— EXERCISE PROMPT —
Report only the number of lines in this material that include "орудия".

— SOURCE DATA —

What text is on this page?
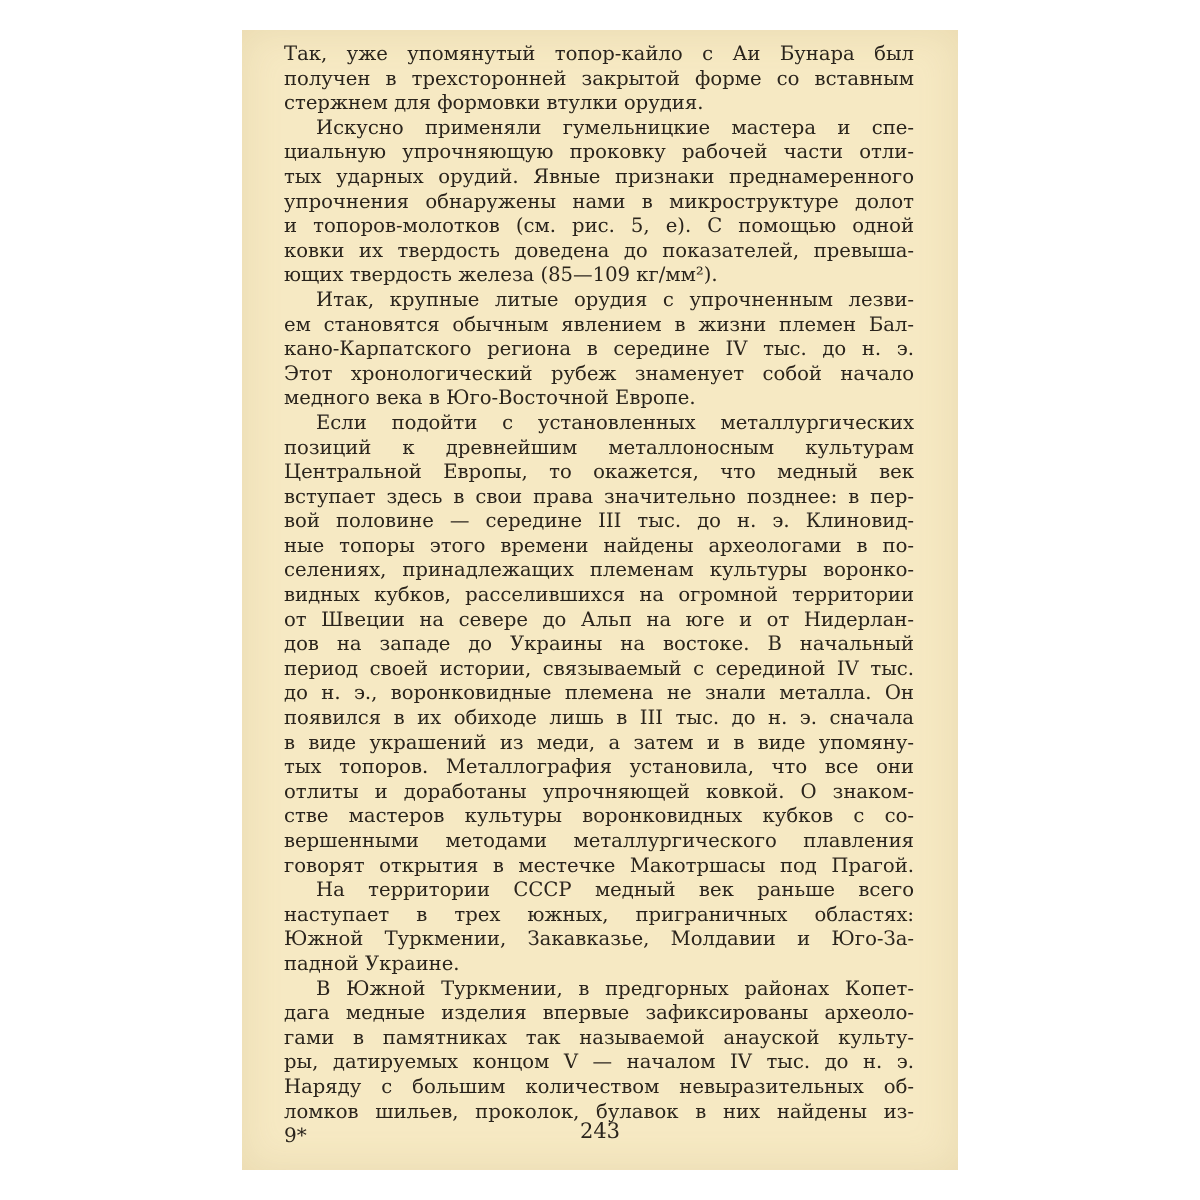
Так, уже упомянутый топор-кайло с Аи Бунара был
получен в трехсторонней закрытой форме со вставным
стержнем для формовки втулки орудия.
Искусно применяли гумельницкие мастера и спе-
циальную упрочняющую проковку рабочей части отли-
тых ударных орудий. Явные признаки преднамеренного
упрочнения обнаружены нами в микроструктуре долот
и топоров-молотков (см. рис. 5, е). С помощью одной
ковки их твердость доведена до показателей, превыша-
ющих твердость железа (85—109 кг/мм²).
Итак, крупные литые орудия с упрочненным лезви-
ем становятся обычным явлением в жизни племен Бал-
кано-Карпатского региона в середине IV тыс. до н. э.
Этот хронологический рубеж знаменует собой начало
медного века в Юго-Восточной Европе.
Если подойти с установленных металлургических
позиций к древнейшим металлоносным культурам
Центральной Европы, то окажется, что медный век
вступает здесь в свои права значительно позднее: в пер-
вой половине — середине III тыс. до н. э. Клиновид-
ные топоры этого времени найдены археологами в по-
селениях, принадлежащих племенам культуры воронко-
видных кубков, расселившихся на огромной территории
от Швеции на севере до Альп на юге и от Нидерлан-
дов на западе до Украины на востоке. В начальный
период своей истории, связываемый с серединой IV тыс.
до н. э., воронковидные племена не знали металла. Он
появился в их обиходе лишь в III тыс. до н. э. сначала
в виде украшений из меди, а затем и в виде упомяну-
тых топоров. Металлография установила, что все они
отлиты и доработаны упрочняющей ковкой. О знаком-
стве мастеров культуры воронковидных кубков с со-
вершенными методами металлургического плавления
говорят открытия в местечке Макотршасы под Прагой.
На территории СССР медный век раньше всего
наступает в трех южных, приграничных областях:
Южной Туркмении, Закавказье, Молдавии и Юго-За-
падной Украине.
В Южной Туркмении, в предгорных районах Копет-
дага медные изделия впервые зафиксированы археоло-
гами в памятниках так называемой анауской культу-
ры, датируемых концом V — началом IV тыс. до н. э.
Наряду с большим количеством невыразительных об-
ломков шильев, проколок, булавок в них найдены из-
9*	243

--

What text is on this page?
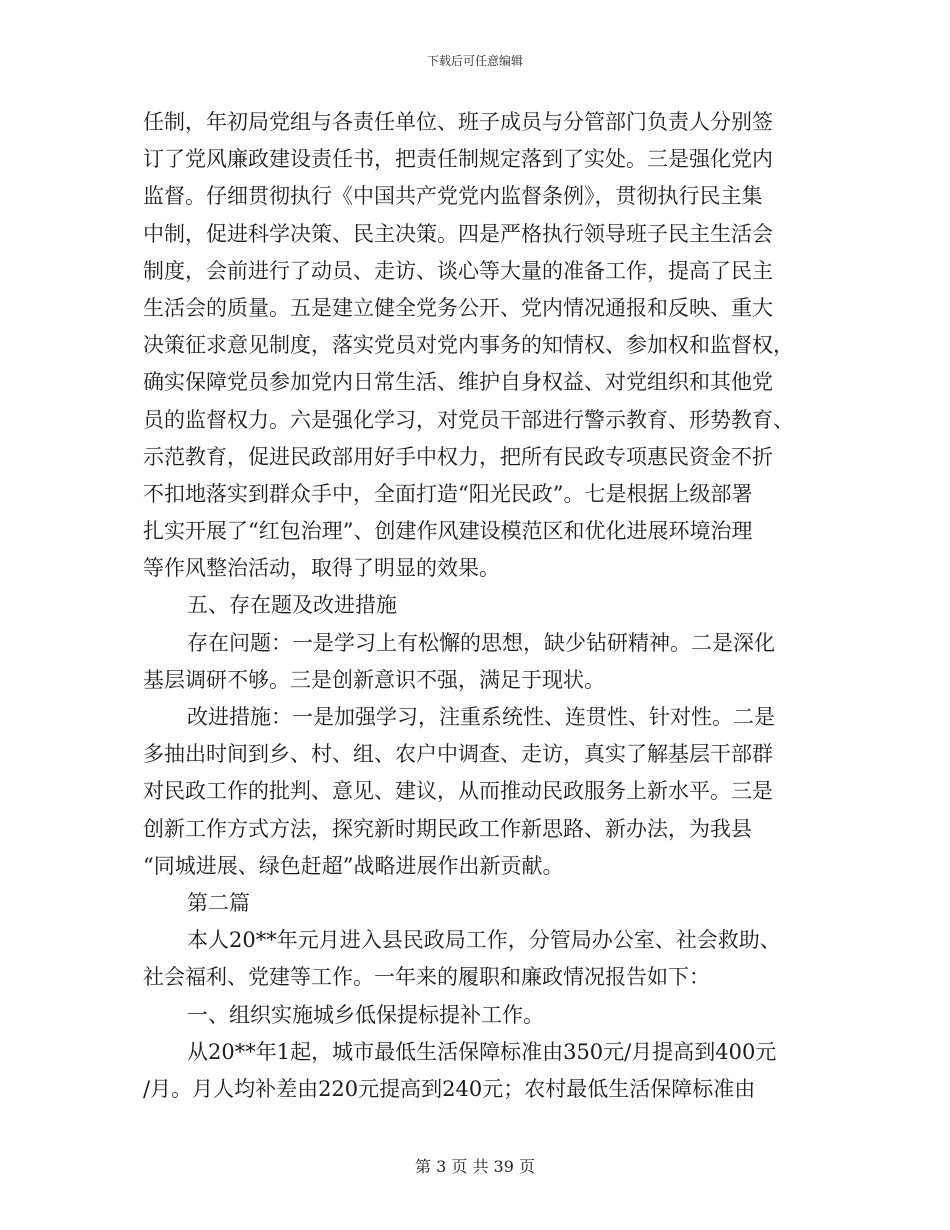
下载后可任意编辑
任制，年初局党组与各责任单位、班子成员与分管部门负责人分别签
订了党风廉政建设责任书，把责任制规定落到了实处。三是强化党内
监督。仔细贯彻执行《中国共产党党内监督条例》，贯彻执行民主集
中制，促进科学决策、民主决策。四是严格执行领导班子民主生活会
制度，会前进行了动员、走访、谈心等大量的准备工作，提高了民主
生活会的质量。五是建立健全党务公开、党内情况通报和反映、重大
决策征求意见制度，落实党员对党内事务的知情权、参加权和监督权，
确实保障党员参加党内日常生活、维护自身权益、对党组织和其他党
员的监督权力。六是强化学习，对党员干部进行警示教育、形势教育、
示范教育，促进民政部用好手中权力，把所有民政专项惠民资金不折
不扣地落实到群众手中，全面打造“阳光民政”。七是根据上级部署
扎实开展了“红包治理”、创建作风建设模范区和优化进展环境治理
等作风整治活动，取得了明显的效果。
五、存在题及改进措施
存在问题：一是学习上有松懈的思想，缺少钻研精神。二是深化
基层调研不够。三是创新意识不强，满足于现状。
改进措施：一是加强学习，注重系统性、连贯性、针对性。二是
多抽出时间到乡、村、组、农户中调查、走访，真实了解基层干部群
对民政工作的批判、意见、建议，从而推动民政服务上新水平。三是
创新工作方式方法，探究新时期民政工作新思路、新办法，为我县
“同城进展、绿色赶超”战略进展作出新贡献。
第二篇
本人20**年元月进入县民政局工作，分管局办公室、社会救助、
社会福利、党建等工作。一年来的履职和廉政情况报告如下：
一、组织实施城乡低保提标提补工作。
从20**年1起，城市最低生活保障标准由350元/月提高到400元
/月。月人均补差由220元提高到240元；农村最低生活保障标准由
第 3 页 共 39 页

— THE COMPLETED TASK —
2